**What the task asks**
Reproduce the listing below line for line, without changing a single character.
● ● ● ●
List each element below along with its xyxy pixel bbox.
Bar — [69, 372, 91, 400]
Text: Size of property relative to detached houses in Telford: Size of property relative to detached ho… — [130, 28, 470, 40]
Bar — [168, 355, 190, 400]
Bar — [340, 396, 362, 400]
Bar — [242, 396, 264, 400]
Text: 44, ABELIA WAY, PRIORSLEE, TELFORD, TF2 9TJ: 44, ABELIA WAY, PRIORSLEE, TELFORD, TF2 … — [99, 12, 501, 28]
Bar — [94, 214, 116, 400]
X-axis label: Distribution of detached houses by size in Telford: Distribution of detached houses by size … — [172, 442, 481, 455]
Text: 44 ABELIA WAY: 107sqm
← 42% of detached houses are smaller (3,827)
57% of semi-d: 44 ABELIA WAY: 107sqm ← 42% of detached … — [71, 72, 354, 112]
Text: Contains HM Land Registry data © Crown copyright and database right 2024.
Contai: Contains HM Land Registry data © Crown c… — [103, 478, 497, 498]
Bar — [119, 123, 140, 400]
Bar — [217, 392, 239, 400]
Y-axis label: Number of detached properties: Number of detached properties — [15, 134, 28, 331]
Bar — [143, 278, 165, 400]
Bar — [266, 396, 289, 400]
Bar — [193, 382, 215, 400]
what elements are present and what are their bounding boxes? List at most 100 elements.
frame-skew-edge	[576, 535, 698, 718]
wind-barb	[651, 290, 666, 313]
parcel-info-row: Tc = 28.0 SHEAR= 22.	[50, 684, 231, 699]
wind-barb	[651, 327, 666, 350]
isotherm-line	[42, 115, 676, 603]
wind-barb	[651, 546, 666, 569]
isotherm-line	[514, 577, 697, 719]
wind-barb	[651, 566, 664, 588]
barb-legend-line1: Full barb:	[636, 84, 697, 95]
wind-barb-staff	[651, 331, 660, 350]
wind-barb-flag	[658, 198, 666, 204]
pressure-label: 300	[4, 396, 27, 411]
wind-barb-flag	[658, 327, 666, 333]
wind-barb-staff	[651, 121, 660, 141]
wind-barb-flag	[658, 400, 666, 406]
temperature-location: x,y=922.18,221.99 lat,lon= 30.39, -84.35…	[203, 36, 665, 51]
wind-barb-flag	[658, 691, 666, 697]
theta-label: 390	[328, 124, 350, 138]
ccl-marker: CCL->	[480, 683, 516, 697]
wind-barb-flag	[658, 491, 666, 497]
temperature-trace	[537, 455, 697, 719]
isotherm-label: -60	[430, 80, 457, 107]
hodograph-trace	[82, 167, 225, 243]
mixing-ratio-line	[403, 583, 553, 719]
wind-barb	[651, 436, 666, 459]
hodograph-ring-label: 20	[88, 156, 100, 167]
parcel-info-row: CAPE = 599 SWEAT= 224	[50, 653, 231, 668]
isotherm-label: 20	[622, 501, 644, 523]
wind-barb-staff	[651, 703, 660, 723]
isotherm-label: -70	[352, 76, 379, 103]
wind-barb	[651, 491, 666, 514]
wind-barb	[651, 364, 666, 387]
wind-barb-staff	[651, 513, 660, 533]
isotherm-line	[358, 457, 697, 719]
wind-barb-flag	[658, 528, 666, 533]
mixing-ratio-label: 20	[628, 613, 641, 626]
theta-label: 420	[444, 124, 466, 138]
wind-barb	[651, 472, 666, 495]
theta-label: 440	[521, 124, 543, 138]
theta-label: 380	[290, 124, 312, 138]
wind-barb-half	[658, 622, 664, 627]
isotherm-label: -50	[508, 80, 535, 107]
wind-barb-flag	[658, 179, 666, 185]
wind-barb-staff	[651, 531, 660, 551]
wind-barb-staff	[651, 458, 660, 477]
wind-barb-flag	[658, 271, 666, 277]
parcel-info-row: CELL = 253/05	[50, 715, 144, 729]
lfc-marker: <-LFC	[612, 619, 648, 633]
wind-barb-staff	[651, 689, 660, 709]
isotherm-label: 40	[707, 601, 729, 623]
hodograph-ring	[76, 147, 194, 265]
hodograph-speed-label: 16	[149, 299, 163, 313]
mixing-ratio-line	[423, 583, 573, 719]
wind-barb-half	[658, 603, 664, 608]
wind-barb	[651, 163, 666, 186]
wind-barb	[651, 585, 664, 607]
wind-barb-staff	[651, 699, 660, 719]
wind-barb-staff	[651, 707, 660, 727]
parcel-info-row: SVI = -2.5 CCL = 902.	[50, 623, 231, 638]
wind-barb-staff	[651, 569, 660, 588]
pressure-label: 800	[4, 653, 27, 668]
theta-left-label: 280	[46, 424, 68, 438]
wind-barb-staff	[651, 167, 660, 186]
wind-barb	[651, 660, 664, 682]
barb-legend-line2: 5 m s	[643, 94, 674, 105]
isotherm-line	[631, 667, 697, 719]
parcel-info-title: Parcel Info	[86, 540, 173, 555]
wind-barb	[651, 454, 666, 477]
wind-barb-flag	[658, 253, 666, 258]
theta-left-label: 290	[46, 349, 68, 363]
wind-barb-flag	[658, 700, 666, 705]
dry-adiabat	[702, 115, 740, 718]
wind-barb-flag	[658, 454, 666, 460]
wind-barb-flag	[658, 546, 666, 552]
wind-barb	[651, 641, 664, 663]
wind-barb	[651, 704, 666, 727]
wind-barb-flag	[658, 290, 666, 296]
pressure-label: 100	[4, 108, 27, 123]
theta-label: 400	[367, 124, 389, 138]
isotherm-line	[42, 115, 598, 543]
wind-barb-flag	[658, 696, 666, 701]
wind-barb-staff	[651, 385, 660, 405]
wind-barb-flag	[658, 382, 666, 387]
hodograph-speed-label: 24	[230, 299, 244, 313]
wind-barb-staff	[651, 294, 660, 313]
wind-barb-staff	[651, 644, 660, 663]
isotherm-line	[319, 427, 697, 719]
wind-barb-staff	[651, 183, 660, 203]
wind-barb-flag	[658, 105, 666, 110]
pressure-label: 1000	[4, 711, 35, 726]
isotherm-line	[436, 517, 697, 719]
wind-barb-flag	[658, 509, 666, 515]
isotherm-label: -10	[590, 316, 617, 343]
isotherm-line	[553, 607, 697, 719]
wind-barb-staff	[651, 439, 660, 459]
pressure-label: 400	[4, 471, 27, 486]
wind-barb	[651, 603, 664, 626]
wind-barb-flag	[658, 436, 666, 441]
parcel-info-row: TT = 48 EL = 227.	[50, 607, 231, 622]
● ● ● ●
**The completed task**
List each element below along with its xyxy pixel bbox.
Bar — [69, 372, 91, 400]
Text: Size of property relative to detached houses in Telford: Size of property relative to detached ho… — [130, 28, 470, 40]
Bar — [168, 355, 190, 400]
Bar — [340, 396, 362, 400]
Bar — [242, 396, 264, 400]
Text: 44, ABELIA WAY, PRIORSLEE, TELFORD, TF2 9TJ: 44, ABELIA WAY, PRIORSLEE, TELFORD, TF2 … — [99, 12, 501, 28]
Bar — [94, 214, 116, 400]
X-axis label: Distribution of detached houses by size in Telford: Distribution of detached houses by size … — [172, 442, 481, 455]
Text: 44 ABELIA WAY: 107sqm
← 42% of detached houses are smaller (3,827)
57% of semi-d: 44 ABELIA WAY: 107sqm ← 42% of detached … — [71, 72, 354, 112]
Text: Contains HM Land Registry data © Crown copyright and database right 2024.
Contai: Contains HM Land Registry data © Crown c… — [103, 478, 497, 498]
Bar — [119, 123, 140, 400]
Bar — [217, 392, 239, 400]
Y-axis label: Number of detached properties: Number of detached properties — [15, 134, 28, 331]
Bar — [143, 278, 165, 400]
Bar — [266, 396, 289, 400]
Bar — [193, 382, 215, 400]
what elements are present and what are their bounding boxes? List at most 100 elements.
frame-skew-edge	[576, 535, 698, 718]
wind-barb	[651, 290, 666, 313]
parcel-info-row: Tc = 28.0 SHEAR= 22.	[50, 684, 231, 699]
wind-barb	[651, 327, 666, 350]
isotherm-line	[42, 115, 676, 603]
wind-barb	[651, 546, 666, 569]
isotherm-line	[514, 577, 697, 719]
wind-barb	[651, 566, 664, 588]
barb-legend-line1: Full barb:	[636, 84, 697, 95]
wind-barb-staff	[651, 331, 660, 350]
wind-barb-flag	[658, 198, 666, 204]
pressure-label: 300	[4, 396, 27, 411]
wind-barb-flag	[658, 327, 666, 333]
wind-barb-staff	[651, 121, 660, 141]
wind-barb-flag	[658, 400, 666, 406]
temperature-location: x,y=922.18,221.99 lat,lon= 30.39, -84.35…	[203, 36, 665, 51]
wind-barb-flag	[658, 691, 666, 697]
theta-label: 390	[328, 124, 350, 138]
ccl-marker: CCL->	[480, 683, 516, 697]
wind-barb-flag	[658, 491, 666, 497]
temperature-trace	[537, 455, 697, 719]
isotherm-label: -60	[430, 80, 457, 107]
hodograph-trace	[82, 167, 225, 243]
mixing-ratio-line	[403, 583, 553, 719]
wind-barb	[651, 436, 666, 459]
hodograph-ring-label: 20	[88, 156, 100, 167]
parcel-info-row: CAPE = 599 SWEAT= 224	[50, 653, 231, 668]
isotherm-label: 20	[622, 501, 644, 523]
wind-barb-staff	[651, 703, 660, 723]
isotherm-label: -70	[352, 76, 379, 103]
wind-barb	[651, 491, 666, 514]
wind-barb	[651, 364, 666, 387]
wind-barb-staff	[651, 513, 660, 533]
isotherm-line	[358, 457, 697, 719]
wind-barb-flag	[658, 528, 666, 533]
mixing-ratio-label: 20	[628, 613, 641, 626]
theta-label: 420	[444, 124, 466, 138]
wind-barb	[651, 472, 666, 495]
theta-label: 440	[521, 124, 543, 138]
theta-label: 380	[290, 124, 312, 138]
wind-barb-half	[658, 622, 664, 627]
isotherm-label: -50	[508, 80, 535, 107]
wind-barb-flag	[658, 179, 666, 185]
wind-barb-staff	[651, 531, 660, 551]
wind-barb-staff	[651, 458, 660, 477]
wind-barb-flag	[658, 271, 666, 277]
parcel-info-row: CELL = 253/05	[50, 715, 144, 729]
lfc-marker: <-LFC	[612, 619, 648, 633]
wind-barb-staff	[651, 689, 660, 709]
isotherm-label: 40	[707, 601, 729, 623]
hodograph-ring	[76, 147, 194, 265]
hodograph-speed-label: 16	[149, 299, 163, 313]
mixing-ratio-line	[423, 583, 573, 719]
wind-barb-half	[658, 603, 664, 608]
wind-barb	[651, 163, 666, 186]
wind-barb	[651, 585, 664, 607]
wind-barb-staff	[651, 699, 660, 719]
wind-barb-staff	[651, 707, 660, 727]
parcel-info-row: SVI = -2.5 CCL = 902.	[50, 623, 231, 638]
wind-barb-staff	[651, 569, 660, 588]
pressure-label: 800	[4, 653, 27, 668]
theta-left-label: 280	[46, 424, 68, 438]
wind-barb-staff	[651, 167, 660, 186]
wind-barb	[651, 660, 664, 682]
barb-legend-line2: 5 m s	[643, 94, 674, 105]
isotherm-line	[631, 667, 697, 719]
parcel-info-title: Parcel Info	[86, 540, 173, 555]
wind-barb	[651, 454, 666, 477]
wind-barb-flag	[658, 253, 666, 258]
theta-left-label: 290	[46, 349, 68, 363]
wind-barb-flag	[658, 700, 666, 705]
dry-adiabat	[702, 115, 740, 718]
wind-barb-flag	[658, 454, 666, 460]
wind-barb-flag	[658, 546, 666, 552]
wind-barb	[651, 641, 664, 663]
wind-barb	[651, 704, 666, 727]
wind-barb-flag	[658, 290, 666, 296]
pressure-label: 100	[4, 108, 27, 123]
theta-label: 400	[367, 124, 389, 138]
isotherm-line	[42, 115, 598, 543]
wind-barb-flag	[658, 696, 666, 701]
wind-barb-staff	[651, 385, 660, 405]
wind-barb-flag	[658, 382, 666, 387]
hodograph-speed-label: 24	[230, 299, 244, 313]
wind-barb-staff	[651, 294, 660, 313]
wind-barb-staff	[651, 644, 660, 663]
isotherm-line	[319, 427, 697, 719]
wind-barb-staff	[651, 183, 660, 203]
wind-barb-flag	[658, 105, 666, 110]
pressure-label: 1000	[4, 711, 35, 726]
isotherm-line	[436, 517, 697, 719]
wind-barb-flag	[658, 509, 666, 515]
isotherm-label: -10	[590, 316, 617, 343]
isotherm-line	[553, 607, 697, 719]
wind-barb-staff	[651, 439, 660, 459]
pressure-label: 400	[4, 471, 27, 486]
wind-barb	[651, 603, 664, 626]
wind-barb-flag	[658, 436, 666, 441]
parcel-info-row: TT = 48 EL = 227.	[50, 607, 231, 622]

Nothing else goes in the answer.